◆ The problem ◆
Reproduce each of the lines word for word.

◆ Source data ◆
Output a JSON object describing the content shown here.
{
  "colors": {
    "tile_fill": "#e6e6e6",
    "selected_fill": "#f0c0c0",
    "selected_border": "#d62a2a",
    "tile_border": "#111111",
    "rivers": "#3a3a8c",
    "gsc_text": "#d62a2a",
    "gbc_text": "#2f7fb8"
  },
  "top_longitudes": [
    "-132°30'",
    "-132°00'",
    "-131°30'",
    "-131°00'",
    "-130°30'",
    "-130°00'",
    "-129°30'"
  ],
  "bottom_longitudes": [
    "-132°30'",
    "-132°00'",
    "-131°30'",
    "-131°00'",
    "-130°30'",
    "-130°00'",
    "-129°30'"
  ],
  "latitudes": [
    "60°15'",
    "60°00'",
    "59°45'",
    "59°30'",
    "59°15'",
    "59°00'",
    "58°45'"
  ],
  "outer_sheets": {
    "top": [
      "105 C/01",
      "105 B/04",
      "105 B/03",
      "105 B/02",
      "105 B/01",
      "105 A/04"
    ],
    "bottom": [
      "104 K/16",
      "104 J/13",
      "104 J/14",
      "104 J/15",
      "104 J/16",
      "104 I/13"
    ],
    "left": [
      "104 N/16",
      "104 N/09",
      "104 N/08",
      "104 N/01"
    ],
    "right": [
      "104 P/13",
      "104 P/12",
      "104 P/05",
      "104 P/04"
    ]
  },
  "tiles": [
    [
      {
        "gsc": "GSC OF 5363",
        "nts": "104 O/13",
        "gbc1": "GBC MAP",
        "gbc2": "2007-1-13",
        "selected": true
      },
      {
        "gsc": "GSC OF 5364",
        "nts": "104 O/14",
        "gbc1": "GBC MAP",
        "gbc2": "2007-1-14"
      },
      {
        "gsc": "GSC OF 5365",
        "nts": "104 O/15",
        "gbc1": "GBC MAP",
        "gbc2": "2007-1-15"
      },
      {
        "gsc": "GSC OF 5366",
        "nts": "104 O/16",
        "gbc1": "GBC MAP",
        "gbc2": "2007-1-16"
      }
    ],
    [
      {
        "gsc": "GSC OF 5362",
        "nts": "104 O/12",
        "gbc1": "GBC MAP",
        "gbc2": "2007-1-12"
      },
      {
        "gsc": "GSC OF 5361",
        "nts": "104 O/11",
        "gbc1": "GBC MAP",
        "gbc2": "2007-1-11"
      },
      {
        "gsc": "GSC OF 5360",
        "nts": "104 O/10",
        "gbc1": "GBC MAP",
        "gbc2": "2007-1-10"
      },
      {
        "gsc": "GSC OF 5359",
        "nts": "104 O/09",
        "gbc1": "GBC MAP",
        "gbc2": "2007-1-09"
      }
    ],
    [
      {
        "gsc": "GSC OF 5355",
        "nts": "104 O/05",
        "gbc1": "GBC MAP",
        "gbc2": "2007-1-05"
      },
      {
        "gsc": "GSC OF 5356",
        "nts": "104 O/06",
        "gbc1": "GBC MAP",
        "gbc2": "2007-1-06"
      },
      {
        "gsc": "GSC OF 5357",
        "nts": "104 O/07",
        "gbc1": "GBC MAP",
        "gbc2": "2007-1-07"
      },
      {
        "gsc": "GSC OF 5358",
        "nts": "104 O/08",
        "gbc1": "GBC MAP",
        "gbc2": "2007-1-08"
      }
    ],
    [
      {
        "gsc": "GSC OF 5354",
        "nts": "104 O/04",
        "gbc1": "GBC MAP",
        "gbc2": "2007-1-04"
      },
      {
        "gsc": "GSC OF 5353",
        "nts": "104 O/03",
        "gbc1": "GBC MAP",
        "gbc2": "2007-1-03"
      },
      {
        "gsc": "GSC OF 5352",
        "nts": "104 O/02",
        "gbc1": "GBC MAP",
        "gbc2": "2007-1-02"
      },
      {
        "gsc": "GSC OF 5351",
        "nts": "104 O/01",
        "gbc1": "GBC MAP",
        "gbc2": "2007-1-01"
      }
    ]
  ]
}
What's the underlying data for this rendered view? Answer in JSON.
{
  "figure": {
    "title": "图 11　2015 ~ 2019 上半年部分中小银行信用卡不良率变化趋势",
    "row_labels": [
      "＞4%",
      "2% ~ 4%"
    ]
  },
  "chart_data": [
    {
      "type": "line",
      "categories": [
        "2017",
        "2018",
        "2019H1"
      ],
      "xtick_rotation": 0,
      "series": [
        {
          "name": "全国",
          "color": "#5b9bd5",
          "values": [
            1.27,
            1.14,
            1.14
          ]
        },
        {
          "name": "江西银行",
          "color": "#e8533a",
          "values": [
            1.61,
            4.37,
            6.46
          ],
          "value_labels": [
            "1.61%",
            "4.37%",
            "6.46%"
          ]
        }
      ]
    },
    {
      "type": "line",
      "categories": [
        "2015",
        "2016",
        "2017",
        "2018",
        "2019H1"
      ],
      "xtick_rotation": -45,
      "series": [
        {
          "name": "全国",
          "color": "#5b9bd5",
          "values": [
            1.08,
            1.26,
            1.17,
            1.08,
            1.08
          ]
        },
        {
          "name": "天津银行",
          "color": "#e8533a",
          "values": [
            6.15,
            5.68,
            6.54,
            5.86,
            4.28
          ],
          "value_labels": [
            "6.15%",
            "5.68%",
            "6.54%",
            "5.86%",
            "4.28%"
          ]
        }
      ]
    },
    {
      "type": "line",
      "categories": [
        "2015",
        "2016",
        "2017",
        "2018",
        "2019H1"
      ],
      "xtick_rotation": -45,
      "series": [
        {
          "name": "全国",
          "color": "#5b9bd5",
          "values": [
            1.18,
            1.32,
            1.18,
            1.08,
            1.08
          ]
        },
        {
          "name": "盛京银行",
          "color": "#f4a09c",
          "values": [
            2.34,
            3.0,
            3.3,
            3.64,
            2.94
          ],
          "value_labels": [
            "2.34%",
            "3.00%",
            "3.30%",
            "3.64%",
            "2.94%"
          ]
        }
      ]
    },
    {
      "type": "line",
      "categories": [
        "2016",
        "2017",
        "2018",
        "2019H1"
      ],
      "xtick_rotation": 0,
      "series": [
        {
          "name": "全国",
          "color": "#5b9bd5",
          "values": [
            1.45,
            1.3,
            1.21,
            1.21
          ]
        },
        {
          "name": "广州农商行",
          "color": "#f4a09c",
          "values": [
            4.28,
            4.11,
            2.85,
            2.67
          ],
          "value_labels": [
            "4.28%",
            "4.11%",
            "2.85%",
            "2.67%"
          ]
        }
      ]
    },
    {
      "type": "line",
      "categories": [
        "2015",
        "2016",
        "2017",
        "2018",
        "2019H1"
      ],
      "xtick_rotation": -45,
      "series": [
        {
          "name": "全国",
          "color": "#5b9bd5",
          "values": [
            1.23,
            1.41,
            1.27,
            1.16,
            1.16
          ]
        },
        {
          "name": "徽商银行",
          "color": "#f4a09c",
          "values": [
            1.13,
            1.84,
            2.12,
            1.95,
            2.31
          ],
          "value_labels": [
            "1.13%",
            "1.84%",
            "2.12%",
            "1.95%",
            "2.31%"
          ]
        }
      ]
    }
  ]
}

◆ Complete response ◆
Output a JSON object describing the content shown here.
{
  "colors": {
    "tile_fill": "#e6e6e6",
    "selected_fill": "#f0c0c0",
    "selected_border": "#d62a2a",
    "tile_border": "#111111",
    "rivers": "#3a3a8c",
    "gsc_text": "#d62a2a",
    "gbc_text": "#2f7fb8"
  },
  "top_longitudes": [
    "-132°30'",
    "-132°00'",
    "-131°30'",
    "-131°00'",
    "-130°30'",
    "-130°00'",
    "-129°30'"
  ],
  "bottom_longitudes": [
    "-132°30'",
    "-132°00'",
    "-131°30'",
    "-131°00'",
    "-130°30'",
    "-130°00'",
    "-129°30'"
  ],
  "latitudes": [
    "60°15'",
    "60°00'",
    "59°45'",
    "59°30'",
    "59°15'",
    "59°00'",
    "58°45'"
  ],
  "outer_sheets": {
    "top": [
      "105 C/01",
      "105 B/04",
      "105 B/03",
      "105 B/02",
      "105 B/01",
      "105 A/04"
    ],
    "bottom": [
      "104 K/16",
      "104 J/13",
      "104 J/14",
      "104 J/15",
      "104 J/16",
      "104 I/13"
    ],
    "left": [
      "104 N/16",
      "104 N/09",
      "104 N/08",
      "104 N/01"
    ],
    "right": [
      "104 P/13",
      "104 P/12",
      "104 P/05",
      "104 P/04"
    ]
  },
  "tiles": [
    [
      {
        "gsc": "GSC OF 5363",
        "nts": "104 O/13",
        "gbc1": "GBC MAP",
        "gbc2": "2007-1-13",
        "selected": true
      },
      {
        "gsc": "GSC OF 5364",
        "nts": "104 O/14",
        "gbc1": "GBC MAP",
        "gbc2": "2007-1-14"
      },
      {
        "gsc": "GSC OF 5365",
        "nts": "104 O/15",
        "gbc1": "GBC MAP",
        "gbc2": "2007-1-15"
      },
      {
        "gsc": "GSC OF 5366",
        "nts": "104 O/16",
        "gbc1": "GBC MAP",
        "gbc2": "2007-1-16"
      }
    ],
    [
      {
        "gsc": "GSC OF 5362",
        "nts": "104 O/12",
        "gbc1": "GBC MAP",
        "gbc2": "2007-1-12"
      },
      {
        "gsc": "GSC OF 5361",
        "nts": "104 O/11",
        "gbc1": "GBC MAP",
        "gbc2": "2007-1-11"
      },
      {
        "gsc": "GSC OF 5360",
        "nts": "104 O/10",
        "gbc1": "GBC MAP",
        "gbc2": "2007-1-10"
      },
      {
        "gsc": "GSC OF 5359",
        "nts": "104 O/09",
        "gbc1": "GBC MAP",
        "gbc2": "2007-1-09"
      }
    ],
    [
      {
        "gsc": "GSC OF 5355",
        "nts": "104 O/05",
        "gbc1": "GBC MAP",
        "gbc2": "2007-1-05"
      },
      {
        "gsc": "GSC OF 5356",
        "nts": "104 O/06",
        "gbc1": "GBC MAP",
        "gbc2": "2007-1-06"
      },
      {
        "gsc": "GSC OF 5357",
        "nts": "104 O/07",
        "gbc1": "GBC MAP",
        "gbc2": "2007-1-07"
      },
      {
        "gsc": "GSC OF 5358",
        "nts": "104 O/08",
        "gbc1": "GBC MAP",
        "gbc2": "2007-1-08"
      }
    ],
    [
      {
        "gsc": "GSC OF 5354",
        "nts": "104 O/04",
        "gbc1": "GBC MAP",
        "gbc2": "2007-1-04"
      },
      {
        "gsc": "GSC OF 5353",
        "nts": "104 O/03",
        "gbc1": "GBC MAP",
        "gbc2": "2007-1-03"
      },
      {
        "gsc": "GSC OF 5352",
        "nts": "104 O/02",
        "gbc1": "GBC MAP",
        "gbc2": "2007-1-02"
      },
      {
        "gsc": "GSC OF 5351",
        "nts": "104 O/01",
        "gbc1": "GBC MAP",
        "gbc2": "2007-1-01"
      }
    ]
  ]
}
What's the underlying data for this rendered view? Answer in JSON.
{
  "figure": {
    "title": "图 11　2015 ~ 2019 上半年部分中小银行信用卡不良率变化趋势",
    "row_labels": [
      "＞4%",
      "2% ~ 4%"
    ]
  },
  "chart_data": [
    {
      "type": "line",
      "categories": [
        "2017",
        "2018",
        "2019H1"
      ],
      "xtick_rotation": 0,
      "series": [
        {
          "name": "全国",
          "color": "#5b9bd5",
          "values": [
            1.27,
            1.14,
            1.14
          ]
        },
        {
          "name": "江西银行",
          "color": "#e8533a",
          "values": [
            1.61,
            4.37,
            6.46
          ],
          "value_labels": [
            "1.61%",
            "4.37%",
            "6.46%"
          ]
        }
      ]
    },
    {
      "type": "line",
      "categories": [
        "2015",
        "2016",
        "2017",
        "2018",
        "2019H1"
      ],
      "xtick_rotation": -45,
      "series": [
        {
          "name": "全国",
          "color": "#5b9bd5",
          "values": [
            1.08,
            1.26,
            1.17,
            1.08,
            1.08
          ]
        },
        {
          "name": "天津银行",
          "color": "#e8533a",
          "values": [
            6.15,
            5.68,
            6.54,
            5.86,
            4.28
          ],
          "value_labels": [
            "6.15%",
            "5.68%",
            "6.54%",
            "5.86%",
            "4.28%"
          ]
        }
      ]
    },
    {
      "type": "line",
      "categories": [
        "2015",
        "2016",
        "2017",
        "2018",
        "2019H1"
      ],
      "xtick_rotation": -45,
      "series": [
        {
          "name": "全国",
          "color": "#5b9bd5",
          "values": [
            1.18,
            1.32,
            1.18,
            1.08,
            1.08
          ]
        },
        {
          "name": "盛京银行",
          "color": "#f4a09c",
          "values": [
            2.34,
            3.0,
            3.3,
            3.64,
            2.94
          ],
          "value_labels": [
            "2.34%",
            "3.00%",
            "3.30%",
            "3.64%",
            "2.94%"
          ]
        }
      ]
    },
    {
      "type": "line",
      "categories": [
        "2016",
        "2017",
        "2018",
        "2019H1"
      ],
      "xtick_rotation": 0,
      "series": [
        {
          "name": "全国",
          "color": "#5b9bd5",
          "values": [
            1.45,
            1.3,
            1.21,
            1.21
          ]
        },
        {
          "name": "广州农商行",
          "color": "#f4a09c",
          "values": [
            4.28,
            4.11,
            2.85,
            2.67
          ],
          "value_labels": [
            "4.28%",
            "4.11%",
            "2.85%",
            "2.67%"
          ]
        }
      ]
    },
    {
      "type": "line",
      "categories": [
        "2015",
        "2016",
        "2017",
        "2018",
        "2019H1"
      ],
      "xtick_rotation": -45,
      "series": [
        {
          "name": "全国",
          "color": "#5b9bd5",
          "values": [
            1.23,
            1.41,
            1.27,
            1.16,
            1.16
          ]
        },
        {
          "name": "徽商银行",
          "color": "#f4a09c",
          "values": [
            1.13,
            1.84,
            2.12,
            1.95,
            2.31
          ],
          "value_labels": [
            "1.13%",
            "1.84%",
            "2.12%",
            "1.95%",
            "2.31%"
          ]
        }
      ]
    }
  ]
}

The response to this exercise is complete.